What this task involves: Give the material once more, word for word, without any images.

Data tied to figure images:
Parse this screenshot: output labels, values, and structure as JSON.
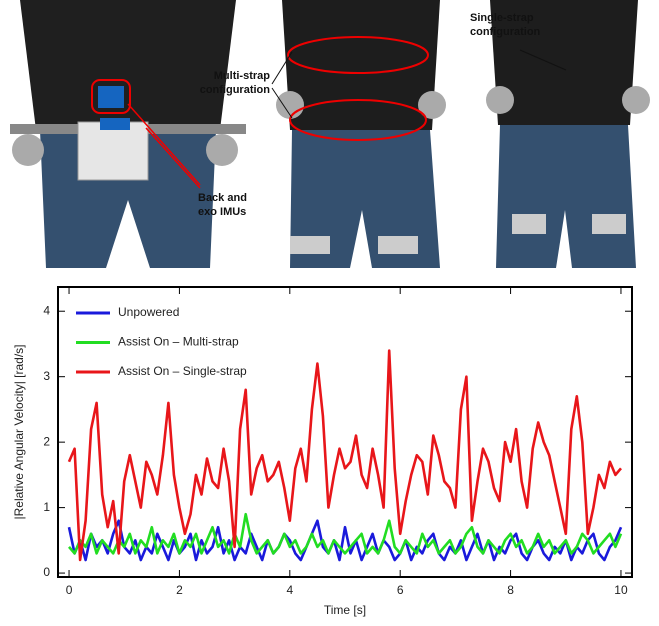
{
  "annotations": [
    {
      "lines": [
        "Multi-strap",
        "configuration"
      ]
    },
    {
      "lines": [
        "Single-strap",
        "configuration"
      ]
    },
    {
      "lines": [
        "Back and",
        "exo IMUs"
      ]
    }
  ],
  "chart_data": {
    "type": "line",
    "x_label": "Time [s]",
    "y_label": "|Relative Angular Velocity| [rad/s]",
    "x": [
      0,
      0.1,
      0.2,
      0.3,
      0.4,
      0.5,
      0.6,
      0.7,
      0.8,
      0.9,
      1,
      1.1,
      1.2,
      1.3,
      1.4,
      1.5,
      1.6,
      1.7,
      1.8,
      1.9,
      2,
      2.1,
      2.2,
      2.3,
      2.4,
      2.5,
      2.6,
      2.7,
      2.8,
      2.9,
      3,
      3.1,
      3.2,
      3.3,
      3.4,
      3.5,
      3.6,
      3.7,
      3.8,
      3.9,
      4,
      4.1,
      4.2,
      4.3,
      4.4,
      4.5,
      4.6,
      4.7,
      4.8,
      4.9,
      5,
      5.1,
      5.2,
      5.3,
      5.4,
      5.5,
      5.6,
      5.7,
      5.8,
      5.9,
      6,
      6.1,
      6.2,
      6.3,
      6.4,
      6.5,
      6.6,
      6.7,
      6.8,
      6.9,
      7,
      7.1,
      7.2,
      7.3,
      7.4,
      7.5,
      7.6,
      7.7,
      7.8,
      7.9,
      8,
      8.1,
      8.2,
      8.3,
      8.4,
      8.5,
      8.6,
      8.7,
      8.8,
      8.9,
      9,
      9.1,
      9.2,
      9.3,
      9.4,
      9.5,
      9.6,
      9.7,
      9.8,
      9.9,
      10
    ],
    "series": [
      {
        "name": "Unpowered",
        "color": "#1a1adb",
        "values": [
          0.7,
          0.3,
          0.5,
          0.2,
          0.6,
          0.4,
          0.5,
          0.3,
          0.6,
          0.8,
          0.4,
          0.3,
          0.5,
          0.2,
          0.4,
          0.3,
          0.6,
          0.4,
          0.2,
          0.5,
          0.3,
          0.4,
          0.6,
          0.2,
          0.5,
          0.3,
          0.4,
          0.7,
          0.3,
          0.5,
          0.2,
          0.4,
          0.3,
          0.6,
          0.4,
          0.2,
          0.5,
          0.3,
          0.4,
          0.6,
          0.5,
          0.3,
          0.2,
          0.4,
          0.6,
          0.8,
          0.4,
          0.3,
          0.5,
          0.2,
          0.7,
          0.3,
          0.5,
          0.2,
          0.4,
          0.6,
          0.3,
          0.5,
          0.4,
          0.2,
          0.3,
          0.5,
          0.2,
          0.4,
          0.3,
          0.5,
          0.6,
          0.3,
          0.2,
          0.4,
          0.3,
          0.5,
          0.2,
          0.4,
          0.6,
          0.3,
          0.5,
          0.2,
          0.4,
          0.3,
          0.5,
          0.6,
          0.3,
          0.2,
          0.4,
          0.5,
          0.3,
          0.2,
          0.4,
          0.3,
          0.5,
          0.2,
          0.4,
          0.3,
          0.5,
          0.6,
          0.3,
          0.2,
          0.4,
          0.5,
          0.7
        ]
      },
      {
        "name": "Assist On – Multi-strap",
        "color": "#22dd22",
        "values": [
          0.4,
          0.3,
          0.5,
          0.4,
          0.6,
          0.3,
          0.5,
          0.4,
          0.3,
          0.5,
          0.4,
          0.6,
          0.3,
          0.5,
          0.4,
          0.7,
          0.3,
          0.5,
          0.4,
          0.6,
          0.3,
          0.5,
          0.4,
          0.6,
          0.3,
          0.5,
          0.7,
          0.4,
          0.5,
          0.3,
          0.6,
          0.4,
          0.9,
          0.5,
          0.3,
          0.4,
          0.5,
          0.3,
          0.4,
          0.6,
          0.4,
          0.5,
          0.3,
          0.4,
          0.6,
          0.4,
          0.5,
          0.3,
          0.5,
          0.4,
          0.3,
          0.4,
          0.5,
          0.6,
          0.3,
          0.4,
          0.3,
          0.5,
          0.8,
          0.4,
          0.3,
          0.5,
          0.4,
          0.3,
          0.6,
          0.4,
          0.5,
          0.3,
          0.4,
          0.5,
          0.3,
          0.4,
          0.6,
          0.7,
          0.4,
          0.3,
          0.5,
          0.4,
          0.3,
          0.5,
          0.6,
          0.4,
          0.5,
          0.3,
          0.4,
          0.6,
          0.4,
          0.5,
          0.3,
          0.4,
          0.5,
          0.3,
          0.4,
          0.6,
          0.5,
          0.3,
          0.4,
          0.5,
          0.6,
          0.4,
          0.6
        ]
      },
      {
        "name": "Assist On – Single-strap",
        "color": "#e8161a",
        "values": [
          1.7,
          1.9,
          0.2,
          0.8,
          2.2,
          2.6,
          1.2,
          0.7,
          1.1,
          0.3,
          1.4,
          1.8,
          1.4,
          1.0,
          1.7,
          1.5,
          1.2,
          1.8,
          2.6,
          1.5,
          1.0,
          0.6,
          0.9,
          1.5,
          1.2,
          1.75,
          1.4,
          1.3,
          1.9,
          1.4,
          0.4,
          2.2,
          2.8,
          1.2,
          1.6,
          1.8,
          1.4,
          1.5,
          1.7,
          1.3,
          0.8,
          1.6,
          1.9,
          1.4,
          2.5,
          3.2,
          2.4,
          1.0,
          1.5,
          1.9,
          1.6,
          1.7,
          2.1,
          1.5,
          1.3,
          1.9,
          1.5,
          1.0,
          3.4,
          1.6,
          0.6,
          1.1,
          1.5,
          1.8,
          1.7,
          1.2,
          2.1,
          1.8,
          1.4,
          1.3,
          1.0,
          2.5,
          3.0,
          0.8,
          1.4,
          1.9,
          1.7,
          1.3,
          1.1,
          2.0,
          1.7,
          2.2,
          1.4,
          1.0,
          1.9,
          2.3,
          2.0,
          1.8,
          1.4,
          1.0,
          0.6,
          2.2,
          2.7,
          2.0,
          0.6,
          1.0,
          1.5,
          1.3,
          1.7,
          1.5,
          1.6
        ]
      }
    ],
    "xlim": [
      -0.2,
      10.2
    ],
    "ylim": [
      -0.06,
      4.37
    ],
    "xticks": [
      0,
      2,
      4,
      6,
      8,
      10
    ],
    "yticks": [
      0,
      1,
      2,
      3,
      4
    ],
    "legend": "upper-left"
  }
}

Written response:
Parse this screenshot: output labels, values, and structure as JSON.
{
  "annotations": [
    {
      "lines": [
        "Multi-strap",
        "configuration"
      ]
    },
    {
      "lines": [
        "Single-strap",
        "configuration"
      ]
    },
    {
      "lines": [
        "Back and",
        "exo IMUs"
      ]
    }
  ],
  "chart_data": {
    "type": "line",
    "x_label": "Time [s]",
    "y_label": "|Relative Angular Velocity| [rad/s]",
    "x": [
      0,
      0.1,
      0.2,
      0.3,
      0.4,
      0.5,
      0.6,
      0.7,
      0.8,
      0.9,
      1,
      1.1,
      1.2,
      1.3,
      1.4,
      1.5,
      1.6,
      1.7,
      1.8,
      1.9,
      2,
      2.1,
      2.2,
      2.3,
      2.4,
      2.5,
      2.6,
      2.7,
      2.8,
      2.9,
      3,
      3.1,
      3.2,
      3.3,
      3.4,
      3.5,
      3.6,
      3.7,
      3.8,
      3.9,
      4,
      4.1,
      4.2,
      4.3,
      4.4,
      4.5,
      4.6,
      4.7,
      4.8,
      4.9,
      5,
      5.1,
      5.2,
      5.3,
      5.4,
      5.5,
      5.6,
      5.7,
      5.8,
      5.9,
      6,
      6.1,
      6.2,
      6.3,
      6.4,
      6.5,
      6.6,
      6.7,
      6.8,
      6.9,
      7,
      7.1,
      7.2,
      7.3,
      7.4,
      7.5,
      7.6,
      7.7,
      7.8,
      7.9,
      8,
      8.1,
      8.2,
      8.3,
      8.4,
      8.5,
      8.6,
      8.7,
      8.8,
      8.9,
      9,
      9.1,
      9.2,
      9.3,
      9.4,
      9.5,
      9.6,
      9.7,
      9.8,
      9.9,
      10
    ],
    "series": [
      {
        "name": "Unpowered",
        "color": "#1a1adb",
        "values": [
          0.7,
          0.3,
          0.5,
          0.2,
          0.6,
          0.4,
          0.5,
          0.3,
          0.6,
          0.8,
          0.4,
          0.3,
          0.5,
          0.2,
          0.4,
          0.3,
          0.6,
          0.4,
          0.2,
          0.5,
          0.3,
          0.4,
          0.6,
          0.2,
          0.5,
          0.3,
          0.4,
          0.7,
          0.3,
          0.5,
          0.2,
          0.4,
          0.3,
          0.6,
          0.4,
          0.2,
          0.5,
          0.3,
          0.4,
          0.6,
          0.5,
          0.3,
          0.2,
          0.4,
          0.6,
          0.8,
          0.4,
          0.3,
          0.5,
          0.2,
          0.7,
          0.3,
          0.5,
          0.2,
          0.4,
          0.6,
          0.3,
          0.5,
          0.4,
          0.2,
          0.3,
          0.5,
          0.2,
          0.4,
          0.3,
          0.5,
          0.6,
          0.3,
          0.2,
          0.4,
          0.3,
          0.5,
          0.2,
          0.4,
          0.6,
          0.3,
          0.5,
          0.2,
          0.4,
          0.3,
          0.5,
          0.6,
          0.3,
          0.2,
          0.4,
          0.5,
          0.3,
          0.2,
          0.4,
          0.3,
          0.5,
          0.2,
          0.4,
          0.3,
          0.5,
          0.6,
          0.3,
          0.2,
          0.4,
          0.5,
          0.7
        ]
      },
      {
        "name": "Assist On – Multi-strap",
        "color": "#22dd22",
        "values": [
          0.4,
          0.3,
          0.5,
          0.4,
          0.6,
          0.3,
          0.5,
          0.4,
          0.3,
          0.5,
          0.4,
          0.6,
          0.3,
          0.5,
          0.4,
          0.7,
          0.3,
          0.5,
          0.4,
          0.6,
          0.3,
          0.5,
          0.4,
          0.6,
          0.3,
          0.5,
          0.7,
          0.4,
          0.5,
          0.3,
          0.6,
          0.4,
          0.9,
          0.5,
          0.3,
          0.4,
          0.5,
          0.3,
          0.4,
          0.6,
          0.4,
          0.5,
          0.3,
          0.4,
          0.6,
          0.4,
          0.5,
          0.3,
          0.5,
          0.4,
          0.3,
          0.4,
          0.5,
          0.6,
          0.3,
          0.4,
          0.3,
          0.5,
          0.8,
          0.4,
          0.3,
          0.5,
          0.4,
          0.3,
          0.6,
          0.4,
          0.5,
          0.3,
          0.4,
          0.5,
          0.3,
          0.4,
          0.6,
          0.7,
          0.4,
          0.3,
          0.5,
          0.4,
          0.3,
          0.5,
          0.6,
          0.4,
          0.5,
          0.3,
          0.4,
          0.6,
          0.4,
          0.5,
          0.3,
          0.4,
          0.5,
          0.3,
          0.4,
          0.6,
          0.5,
          0.3,
          0.4,
          0.5,
          0.6,
          0.4,
          0.6
        ]
      },
      {
        "name": "Assist On – Single-strap",
        "color": "#e8161a",
        "values": [
          1.7,
          1.9,
          0.2,
          0.8,
          2.2,
          2.6,
          1.2,
          0.7,
          1.1,
          0.3,
          1.4,
          1.8,
          1.4,
          1.0,
          1.7,
          1.5,
          1.2,
          1.8,
          2.6,
          1.5,
          1.0,
          0.6,
          0.9,
          1.5,
          1.2,
          1.75,
          1.4,
          1.3,
          1.9,
          1.4,
          0.4,
          2.2,
          2.8,
          1.2,
          1.6,
          1.8,
          1.4,
          1.5,
          1.7,
          1.3,
          0.8,
          1.6,
          1.9,
          1.4,
          2.5,
          3.2,
          2.4,
          1.0,
          1.5,
          1.9,
          1.6,
          1.7,
          2.1,
          1.5,
          1.3,
          1.9,
          1.5,
          1.0,
          3.4,
          1.6,
          0.6,
          1.1,
          1.5,
          1.8,
          1.7,
          1.2,
          2.1,
          1.8,
          1.4,
          1.3,
          1.0,
          2.5,
          3.0,
          0.8,
          1.4,
          1.9,
          1.7,
          1.3,
          1.1,
          2.0,
          1.7,
          2.2,
          1.4,
          1.0,
          1.9,
          2.3,
          2.0,
          1.8,
          1.4,
          1.0,
          0.6,
          2.2,
          2.7,
          2.0,
          0.6,
          1.0,
          1.5,
          1.3,
          1.7,
          1.5,
          1.6
        ]
      }
    ],
    "xlim": [
      -0.2,
      10.2
    ],
    "ylim": [
      -0.06,
      4.37
    ],
    "xticks": [
      0,
      2,
      4,
      6,
      8,
      10
    ],
    "yticks": [
      0,
      1,
      2,
      3,
      4
    ],
    "legend": "upper-left"
  }
}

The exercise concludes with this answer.